▶ Source text
_ _ _ _

# Monark Lancer 24



## Dope54 (Jun 19, 2009)

i just got this nice 24 inch lancer and i looked in my Monark Book and didn't see it. does anyone have info on it. any others similar or exact bikes in pictures. What chain guard does it take? and what year it is? is it supposed to have truss bars?


----------



## Dope54 (Jun 23, 2009)

*?*

Anyone? Feel free to chime in guys.


----------



## JLarkin (Jun 24, 2009)

It looks alot like one I got last summer except for the tank.  I was told it was a mid-50s.


----------



## JR'S MONARK (Jun 24, 2009)

From time to time and in different regions certain models may have had certain names although it is the same basic bike... It appears to be very similar to the 24" Monark "Junior" Deluxe.  But a good way to check for sure is by model number...  Plus if it is 55 or later than it may have been a mish mosh of Monark/Huffy parts but especially if it was after 57.... But it doesn't appear to be newer than 57.


----------



## Adamtinkerer (Jun 25, 2009)

There should be an aluminum plate riveted to the bottom of the crank hangar. It should have the serial # on it, and the list may be here on site somewhere, or on old roads. I have them in a book, the #s are listed thru 1954, with 1911106 being the last '54 number.


----------



## stevenpaige (Jun 29, 2009)

JLarkin said:


> It looks alot like one I got last summer except for the tank.  I was told it was a mid-50s.
> I just posted our Firestone Speed Chief, very similar tack, it almost looks like on our bike the tank and chain guard are an add on, the chain guard stem on the bike is not used for the chain guard mounted on the bike.
> I would like to know what year these are from too, could not find any tab with serial.


----------



## Dope54 (Jun 29, 2009)

*Tag*

Ya mine is either missing or didn't come with it. Didn't show any signs of a former one at least


----------



## jingle_jangle (Mar 29, 2012)

Resurrection time...just saw this post.

This variation of the Lancer dates from 1955-56. The color scheme was coral (some call it "salmon") frame and fork with cream fenders and carrier. Striping on frame was cream and forest green, and on fenders and carrier was coral and forest green. Wheels were plated, and tires were blackwall 24X1.75.

No trusses that I'm aware of...


----------

_ _ _ _

▶ Data lines
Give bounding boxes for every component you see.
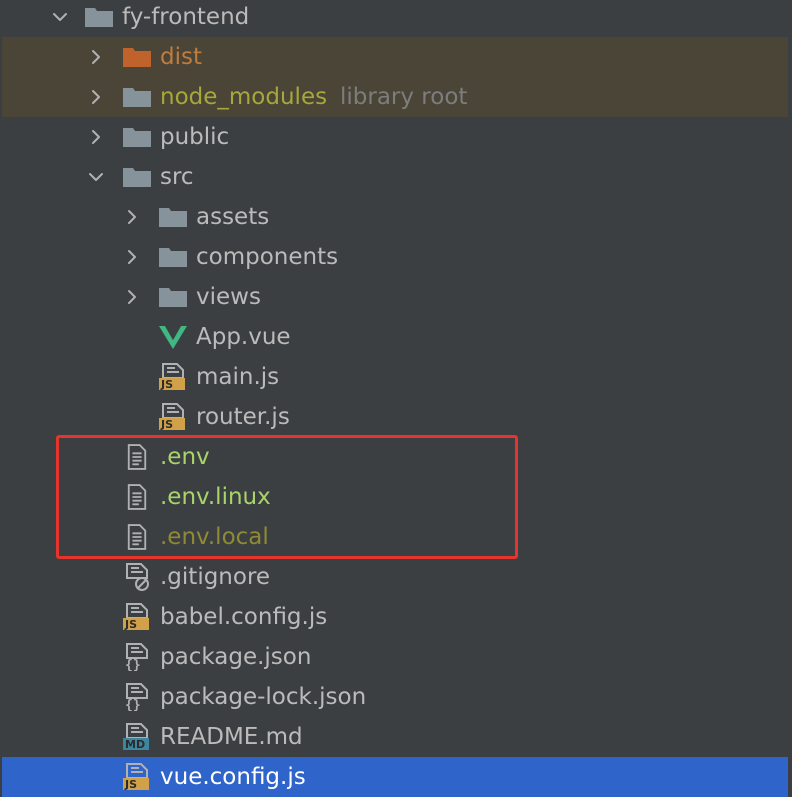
tree-item-router-js[interactable]: JS router.js	[2, 397, 788, 437]
tree-item-assets[interactable]: assets	[2, 197, 788, 237]
tree-item-label: .gitignore	[160, 564, 271, 590]
tree-item-label: App.vue	[196, 324, 291, 350]
chevron-right-icon[interactable]	[84, 117, 108, 157]
chevron-right-icon[interactable]	[84, 37, 108, 77]
svg-text:{}: {}	[125, 698, 141, 711]
markdown-file-icon: MD	[122, 717, 152, 757]
js-file-icon: JS	[122, 757, 152, 797]
chevron-right-icon[interactable]	[120, 237, 144, 277]
tree-item-node-modules[interactable]: node_modules library root	[2, 77, 788, 117]
js-file-icon: JS	[158, 357, 188, 397]
chevron-right-icon[interactable]	[120, 277, 144, 317]
chevron-down-icon[interactable]	[84, 157, 108, 197]
folder-icon	[122, 37, 152, 77]
tree-item-package-json[interactable]: {} package.json	[2, 637, 788, 677]
tree-item-main-js[interactable]: JS main.js	[2, 357, 788, 397]
tree-item-label: router.js	[196, 404, 290, 430]
tree-root-row[interactable]: fy-frontend	[2, 0, 788, 37]
tree-item-label: babel.config.js	[160, 604, 328, 630]
tree-item-label: .env	[160, 444, 210, 470]
tree-item-label: .env.local	[160, 524, 269, 550]
tree-item-dist[interactable]: dist	[2, 37, 788, 77]
tree-item-label: public	[160, 124, 230, 150]
svg-text:JS: JS	[160, 418, 173, 431]
js-file-icon: JS	[122, 597, 152, 637]
tree-item-babel-config-js[interactable]: JS babel.config.js	[2, 597, 788, 637]
library-root-hint: library root	[340, 84, 468, 110]
tree-item-label: vue.config.js	[160, 764, 306, 790]
json-file-icon: {}	[122, 677, 152, 717]
svg-text:{}: {}	[125, 658, 141, 671]
text-file-icon	[122, 437, 152, 477]
tree-item-vue-config-js[interactable]: JS vue.config.js	[2, 757, 788, 797]
tree-item-app-vue[interactable]: App.vue	[2, 317, 788, 357]
tree-item-label: package.json	[160, 644, 312, 670]
tree-item-label: views	[196, 284, 261, 310]
tree-item-label: components	[196, 244, 339, 270]
vue-file-icon	[158, 317, 188, 357]
tree-item-label: node_modules	[160, 84, 328, 110]
tree-item-label: fy-frontend	[122, 4, 250, 30]
folder-icon	[158, 277, 188, 317]
tree-item-label: .env.linux	[160, 484, 271, 510]
folder-icon	[122, 117, 152, 157]
tree-item-label: assets	[196, 204, 270, 230]
tree-item-views[interactable]: views	[2, 277, 788, 317]
tree-item-label: README.md	[160, 724, 303, 750]
text-file-icon	[122, 477, 152, 517]
ignore-file-icon	[122, 557, 152, 597]
tree-item-label: src	[160, 164, 194, 190]
tree-item-readme-md[interactable]: MD README.md	[2, 717, 788, 757]
tree-item-label: package-lock.json	[160, 684, 367, 710]
text-file-icon	[122, 517, 152, 557]
folder-icon	[158, 197, 188, 237]
folder-icon	[84, 0, 114, 37]
tree-item-components[interactable]: components	[2, 237, 788, 277]
tree-item-public[interactable]: public	[2, 117, 788, 157]
svg-text:MD: MD	[125, 738, 145, 751]
tree-item-label: dist	[160, 44, 202, 70]
chevron-right-icon[interactable]	[84, 77, 108, 117]
tree-item-label: main.js	[196, 364, 280, 390]
tree-item-env[interactable]: .env	[2, 437, 788, 477]
json-file-icon: {}	[122, 637, 152, 677]
folder-icon	[158, 237, 188, 277]
tree-item-src[interactable]: src	[2, 157, 788, 197]
js-file-icon: JS	[158, 397, 188, 437]
tree-item-package-lock-json[interactable]: {} package-lock.json	[2, 677, 788, 717]
tree-item-env-local[interactable]: .env.local	[2, 517, 788, 557]
folder-icon	[122, 157, 152, 197]
folder-icon	[122, 77, 152, 117]
svg-text:JS: JS	[124, 778, 137, 791]
chevron-down-icon[interactable]	[48, 0, 72, 37]
tree-item-env-linux[interactable]: .env.linux	[2, 477, 788, 517]
svg-text:JS: JS	[160, 378, 173, 391]
chevron-right-icon[interactable]	[120, 197, 144, 237]
tree-item-gitignore[interactable]: .gitignore	[2, 557, 788, 597]
svg-text:JS: JS	[124, 618, 137, 631]
project-tree: fy-frontend dist node_modules library root p…	[0, 0, 792, 797]
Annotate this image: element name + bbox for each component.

_ _ _ _

▶ Exercise tasks
**A)** In the Monark Lancer thread, what size tires did the 1955-56 Lancer variation have?
**B)** Reproduce only the records from the line containing "397, 788, 437]" down through the line containing "277, 144, 317]", replacing "chevron-right-icon" with "arrow-right-icon" and keeping everything else the same.

▶ Task answers
**A)** Blackwall 24X1.75 tires.

**B)**
tree-item-router-js[interactable]: JS router.js	[2, 397, 788, 437]
tree-item-assets[interactable]: assets	[2, 197, 788, 237]
tree-item-label: .gitignore	[160, 564, 271, 590]
tree-item-label: App.vue	[196, 324, 291, 350]
arrow-right-icon[interactable]	[84, 117, 108, 157]
arrow-right-icon[interactable]	[84, 37, 108, 77]
svg-text:{}: {}	[125, 698, 141, 711]
markdown-file-icon: MD	[122, 717, 152, 757]
js-file-icon: JS	[122, 757, 152, 797]
arrow-right-icon[interactable]	[120, 237, 144, 277]
tree-item-node-modules[interactable]: node_modules library root	[2, 77, 788, 117]
js-file-icon: JS	[158, 357, 188, 397]
arrow-right-icon[interactable]	[120, 277, 144, 317]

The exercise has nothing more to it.